- [Data extract]:
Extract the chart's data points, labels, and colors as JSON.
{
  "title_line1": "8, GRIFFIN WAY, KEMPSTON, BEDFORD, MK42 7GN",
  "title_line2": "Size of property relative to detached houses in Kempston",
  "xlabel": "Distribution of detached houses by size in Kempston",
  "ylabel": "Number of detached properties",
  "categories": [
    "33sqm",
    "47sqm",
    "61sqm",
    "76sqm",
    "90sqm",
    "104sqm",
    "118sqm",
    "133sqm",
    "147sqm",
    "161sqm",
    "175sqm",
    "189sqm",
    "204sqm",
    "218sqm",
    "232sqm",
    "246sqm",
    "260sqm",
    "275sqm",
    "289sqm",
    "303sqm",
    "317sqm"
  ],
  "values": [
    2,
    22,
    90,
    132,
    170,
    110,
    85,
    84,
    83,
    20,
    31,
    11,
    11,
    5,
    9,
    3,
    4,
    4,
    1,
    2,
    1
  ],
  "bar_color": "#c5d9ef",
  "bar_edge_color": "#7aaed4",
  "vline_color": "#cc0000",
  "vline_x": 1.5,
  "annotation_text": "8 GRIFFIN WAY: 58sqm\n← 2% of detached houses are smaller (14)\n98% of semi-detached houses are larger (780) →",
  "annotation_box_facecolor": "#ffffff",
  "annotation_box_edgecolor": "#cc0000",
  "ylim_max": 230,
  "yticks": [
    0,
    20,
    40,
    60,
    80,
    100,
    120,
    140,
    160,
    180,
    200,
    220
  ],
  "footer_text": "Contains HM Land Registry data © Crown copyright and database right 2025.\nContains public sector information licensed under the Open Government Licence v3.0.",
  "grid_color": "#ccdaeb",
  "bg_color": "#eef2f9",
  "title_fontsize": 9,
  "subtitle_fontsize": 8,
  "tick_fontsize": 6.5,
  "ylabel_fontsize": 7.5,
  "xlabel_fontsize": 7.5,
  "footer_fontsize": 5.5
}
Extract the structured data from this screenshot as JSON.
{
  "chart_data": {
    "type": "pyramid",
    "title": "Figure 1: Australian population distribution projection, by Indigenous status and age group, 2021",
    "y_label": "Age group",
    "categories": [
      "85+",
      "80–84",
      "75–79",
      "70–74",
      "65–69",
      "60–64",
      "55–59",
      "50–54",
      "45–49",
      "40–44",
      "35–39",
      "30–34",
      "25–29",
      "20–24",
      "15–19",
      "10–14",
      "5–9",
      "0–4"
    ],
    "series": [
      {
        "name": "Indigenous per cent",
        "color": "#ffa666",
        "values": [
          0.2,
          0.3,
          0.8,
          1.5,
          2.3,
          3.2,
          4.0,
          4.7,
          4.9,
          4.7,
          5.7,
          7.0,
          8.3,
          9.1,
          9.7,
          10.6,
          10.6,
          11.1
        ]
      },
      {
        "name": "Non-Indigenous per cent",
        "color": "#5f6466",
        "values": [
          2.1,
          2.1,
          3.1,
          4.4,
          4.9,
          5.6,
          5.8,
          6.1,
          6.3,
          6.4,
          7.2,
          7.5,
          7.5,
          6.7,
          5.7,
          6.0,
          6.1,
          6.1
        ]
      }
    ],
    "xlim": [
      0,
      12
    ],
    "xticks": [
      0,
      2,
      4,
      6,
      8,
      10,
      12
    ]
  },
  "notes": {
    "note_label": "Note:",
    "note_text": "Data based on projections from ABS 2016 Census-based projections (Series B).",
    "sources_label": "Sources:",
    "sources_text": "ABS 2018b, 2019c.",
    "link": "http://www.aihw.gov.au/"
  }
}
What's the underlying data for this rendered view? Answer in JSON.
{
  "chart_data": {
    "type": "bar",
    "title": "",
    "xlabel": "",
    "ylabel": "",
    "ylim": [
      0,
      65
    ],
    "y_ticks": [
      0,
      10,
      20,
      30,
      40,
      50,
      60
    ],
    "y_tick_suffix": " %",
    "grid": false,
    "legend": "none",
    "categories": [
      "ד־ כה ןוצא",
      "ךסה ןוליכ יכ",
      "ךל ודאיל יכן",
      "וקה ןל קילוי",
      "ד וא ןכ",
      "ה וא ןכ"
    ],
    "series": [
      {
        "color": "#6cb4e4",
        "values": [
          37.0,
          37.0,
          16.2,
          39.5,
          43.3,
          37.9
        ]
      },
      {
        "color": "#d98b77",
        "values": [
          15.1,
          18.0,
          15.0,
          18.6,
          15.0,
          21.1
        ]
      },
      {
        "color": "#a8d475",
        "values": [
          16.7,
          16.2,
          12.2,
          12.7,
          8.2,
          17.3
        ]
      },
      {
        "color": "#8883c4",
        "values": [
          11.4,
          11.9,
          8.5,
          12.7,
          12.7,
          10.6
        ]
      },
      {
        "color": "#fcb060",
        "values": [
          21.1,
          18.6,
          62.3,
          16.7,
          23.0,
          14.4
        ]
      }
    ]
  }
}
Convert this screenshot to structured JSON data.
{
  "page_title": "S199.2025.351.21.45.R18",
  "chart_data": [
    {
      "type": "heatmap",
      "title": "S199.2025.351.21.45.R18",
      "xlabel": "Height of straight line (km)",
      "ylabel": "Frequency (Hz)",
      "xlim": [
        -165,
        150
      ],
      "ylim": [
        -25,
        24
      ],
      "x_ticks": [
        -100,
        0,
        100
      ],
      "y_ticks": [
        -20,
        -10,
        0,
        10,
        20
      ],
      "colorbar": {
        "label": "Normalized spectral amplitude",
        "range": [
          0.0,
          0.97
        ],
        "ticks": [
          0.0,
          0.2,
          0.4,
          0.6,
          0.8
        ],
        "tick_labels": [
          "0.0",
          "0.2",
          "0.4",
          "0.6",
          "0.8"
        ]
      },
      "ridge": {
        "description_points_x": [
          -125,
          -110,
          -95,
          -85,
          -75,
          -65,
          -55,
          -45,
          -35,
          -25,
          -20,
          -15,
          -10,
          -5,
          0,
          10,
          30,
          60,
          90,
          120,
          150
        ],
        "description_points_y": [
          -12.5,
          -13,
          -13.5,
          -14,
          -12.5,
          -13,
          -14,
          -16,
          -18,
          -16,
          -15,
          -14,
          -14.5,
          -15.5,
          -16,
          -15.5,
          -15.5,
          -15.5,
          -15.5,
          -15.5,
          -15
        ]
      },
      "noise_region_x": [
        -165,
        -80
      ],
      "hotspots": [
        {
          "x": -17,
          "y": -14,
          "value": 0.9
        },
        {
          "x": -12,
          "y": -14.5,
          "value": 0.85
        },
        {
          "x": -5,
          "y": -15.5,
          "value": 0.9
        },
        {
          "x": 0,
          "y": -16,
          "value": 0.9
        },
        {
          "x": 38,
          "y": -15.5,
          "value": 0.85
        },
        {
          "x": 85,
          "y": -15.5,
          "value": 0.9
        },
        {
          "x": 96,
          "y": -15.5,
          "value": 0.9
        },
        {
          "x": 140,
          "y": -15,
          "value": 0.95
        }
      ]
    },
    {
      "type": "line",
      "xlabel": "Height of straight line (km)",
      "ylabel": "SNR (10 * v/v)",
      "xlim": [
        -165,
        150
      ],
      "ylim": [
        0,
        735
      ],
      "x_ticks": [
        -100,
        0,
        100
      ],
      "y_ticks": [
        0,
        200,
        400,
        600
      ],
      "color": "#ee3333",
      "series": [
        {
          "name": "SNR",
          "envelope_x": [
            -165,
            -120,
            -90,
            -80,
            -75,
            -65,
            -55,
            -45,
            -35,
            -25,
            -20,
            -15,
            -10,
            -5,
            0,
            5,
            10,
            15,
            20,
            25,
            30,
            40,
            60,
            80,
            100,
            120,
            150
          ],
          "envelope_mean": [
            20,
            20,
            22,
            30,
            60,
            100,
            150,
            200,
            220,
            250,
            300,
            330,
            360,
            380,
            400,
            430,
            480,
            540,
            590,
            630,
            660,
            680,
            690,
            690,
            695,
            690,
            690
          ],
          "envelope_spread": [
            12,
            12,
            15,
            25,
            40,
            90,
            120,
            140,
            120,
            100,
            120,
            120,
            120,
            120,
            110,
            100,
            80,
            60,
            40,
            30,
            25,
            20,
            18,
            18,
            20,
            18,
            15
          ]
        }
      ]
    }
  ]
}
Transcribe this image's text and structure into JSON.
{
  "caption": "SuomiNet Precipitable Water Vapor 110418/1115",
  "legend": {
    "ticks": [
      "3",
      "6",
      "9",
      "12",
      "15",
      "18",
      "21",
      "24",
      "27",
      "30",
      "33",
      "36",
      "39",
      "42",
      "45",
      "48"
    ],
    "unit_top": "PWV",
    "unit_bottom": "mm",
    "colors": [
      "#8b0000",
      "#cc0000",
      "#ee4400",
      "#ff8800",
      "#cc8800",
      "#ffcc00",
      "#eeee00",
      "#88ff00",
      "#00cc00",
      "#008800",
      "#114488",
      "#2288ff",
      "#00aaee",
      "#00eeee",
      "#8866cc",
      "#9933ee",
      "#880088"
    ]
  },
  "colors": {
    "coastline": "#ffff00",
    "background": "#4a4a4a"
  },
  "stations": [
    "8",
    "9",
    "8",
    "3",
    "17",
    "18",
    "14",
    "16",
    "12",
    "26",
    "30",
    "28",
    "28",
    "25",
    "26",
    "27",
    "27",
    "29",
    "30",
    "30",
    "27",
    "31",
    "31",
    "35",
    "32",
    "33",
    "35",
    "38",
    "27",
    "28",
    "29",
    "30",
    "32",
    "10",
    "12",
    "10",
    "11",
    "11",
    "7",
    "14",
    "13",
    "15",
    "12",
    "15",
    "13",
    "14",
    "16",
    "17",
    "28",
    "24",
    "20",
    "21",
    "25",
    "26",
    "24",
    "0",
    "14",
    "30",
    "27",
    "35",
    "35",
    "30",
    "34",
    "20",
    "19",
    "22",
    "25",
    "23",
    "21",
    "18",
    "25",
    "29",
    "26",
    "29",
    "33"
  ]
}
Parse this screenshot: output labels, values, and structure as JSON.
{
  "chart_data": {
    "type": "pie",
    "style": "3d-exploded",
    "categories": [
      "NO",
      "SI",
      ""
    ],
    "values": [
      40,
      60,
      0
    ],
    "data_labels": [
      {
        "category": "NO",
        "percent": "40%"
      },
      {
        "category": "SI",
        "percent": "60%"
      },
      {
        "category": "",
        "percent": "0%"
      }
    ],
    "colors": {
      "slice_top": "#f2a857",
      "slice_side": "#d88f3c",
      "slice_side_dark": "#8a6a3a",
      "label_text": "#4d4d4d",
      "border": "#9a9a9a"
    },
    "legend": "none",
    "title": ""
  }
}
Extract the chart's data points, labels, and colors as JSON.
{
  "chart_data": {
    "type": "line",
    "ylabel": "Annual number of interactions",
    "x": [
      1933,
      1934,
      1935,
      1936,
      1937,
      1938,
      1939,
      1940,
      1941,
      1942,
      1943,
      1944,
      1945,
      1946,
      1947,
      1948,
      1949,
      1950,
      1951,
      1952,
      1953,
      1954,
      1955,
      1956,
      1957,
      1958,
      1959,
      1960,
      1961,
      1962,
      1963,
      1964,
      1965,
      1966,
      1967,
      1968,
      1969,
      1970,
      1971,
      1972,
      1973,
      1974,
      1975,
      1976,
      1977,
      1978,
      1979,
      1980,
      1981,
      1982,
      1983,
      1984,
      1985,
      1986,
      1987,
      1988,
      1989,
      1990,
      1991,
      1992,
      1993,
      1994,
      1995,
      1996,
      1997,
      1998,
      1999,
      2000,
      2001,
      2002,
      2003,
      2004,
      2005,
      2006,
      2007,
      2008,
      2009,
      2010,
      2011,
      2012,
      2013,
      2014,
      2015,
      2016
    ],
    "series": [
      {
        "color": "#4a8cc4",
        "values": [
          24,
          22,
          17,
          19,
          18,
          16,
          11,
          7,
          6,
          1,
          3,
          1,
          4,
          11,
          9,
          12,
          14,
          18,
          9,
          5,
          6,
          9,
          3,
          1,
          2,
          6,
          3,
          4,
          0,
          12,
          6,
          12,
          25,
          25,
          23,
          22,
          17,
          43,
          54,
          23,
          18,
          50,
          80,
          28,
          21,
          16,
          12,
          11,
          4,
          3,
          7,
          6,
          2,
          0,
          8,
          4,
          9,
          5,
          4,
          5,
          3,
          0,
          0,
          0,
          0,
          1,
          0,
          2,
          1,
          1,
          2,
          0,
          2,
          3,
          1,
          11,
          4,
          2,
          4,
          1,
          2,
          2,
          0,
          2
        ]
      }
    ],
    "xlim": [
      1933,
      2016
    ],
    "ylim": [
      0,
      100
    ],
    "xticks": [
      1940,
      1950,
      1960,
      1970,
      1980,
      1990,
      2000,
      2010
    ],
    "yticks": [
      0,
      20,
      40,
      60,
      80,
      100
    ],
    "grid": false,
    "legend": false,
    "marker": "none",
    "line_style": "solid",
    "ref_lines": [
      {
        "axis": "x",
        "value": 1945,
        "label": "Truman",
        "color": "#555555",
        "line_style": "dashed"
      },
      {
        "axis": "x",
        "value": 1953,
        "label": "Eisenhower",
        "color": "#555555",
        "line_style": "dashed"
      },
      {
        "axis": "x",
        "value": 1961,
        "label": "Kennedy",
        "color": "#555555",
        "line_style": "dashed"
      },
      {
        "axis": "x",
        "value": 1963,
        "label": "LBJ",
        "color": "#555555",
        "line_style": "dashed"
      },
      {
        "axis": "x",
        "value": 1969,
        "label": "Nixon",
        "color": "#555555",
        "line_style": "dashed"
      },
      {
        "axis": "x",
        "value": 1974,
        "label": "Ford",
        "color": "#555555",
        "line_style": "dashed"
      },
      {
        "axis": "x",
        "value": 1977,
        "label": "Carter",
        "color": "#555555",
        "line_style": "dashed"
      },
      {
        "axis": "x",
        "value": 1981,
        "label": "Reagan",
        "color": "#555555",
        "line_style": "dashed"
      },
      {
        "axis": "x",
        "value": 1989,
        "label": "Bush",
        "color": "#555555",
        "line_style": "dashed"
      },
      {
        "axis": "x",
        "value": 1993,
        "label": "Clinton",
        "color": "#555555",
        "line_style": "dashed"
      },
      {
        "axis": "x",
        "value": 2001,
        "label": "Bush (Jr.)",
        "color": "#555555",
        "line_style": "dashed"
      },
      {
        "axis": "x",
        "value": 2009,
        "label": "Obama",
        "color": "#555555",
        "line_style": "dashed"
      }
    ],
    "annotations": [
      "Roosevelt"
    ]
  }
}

- [Work to do]:
Count the lines that hold the string "detached" and state that number alone.

- [Result below]:
4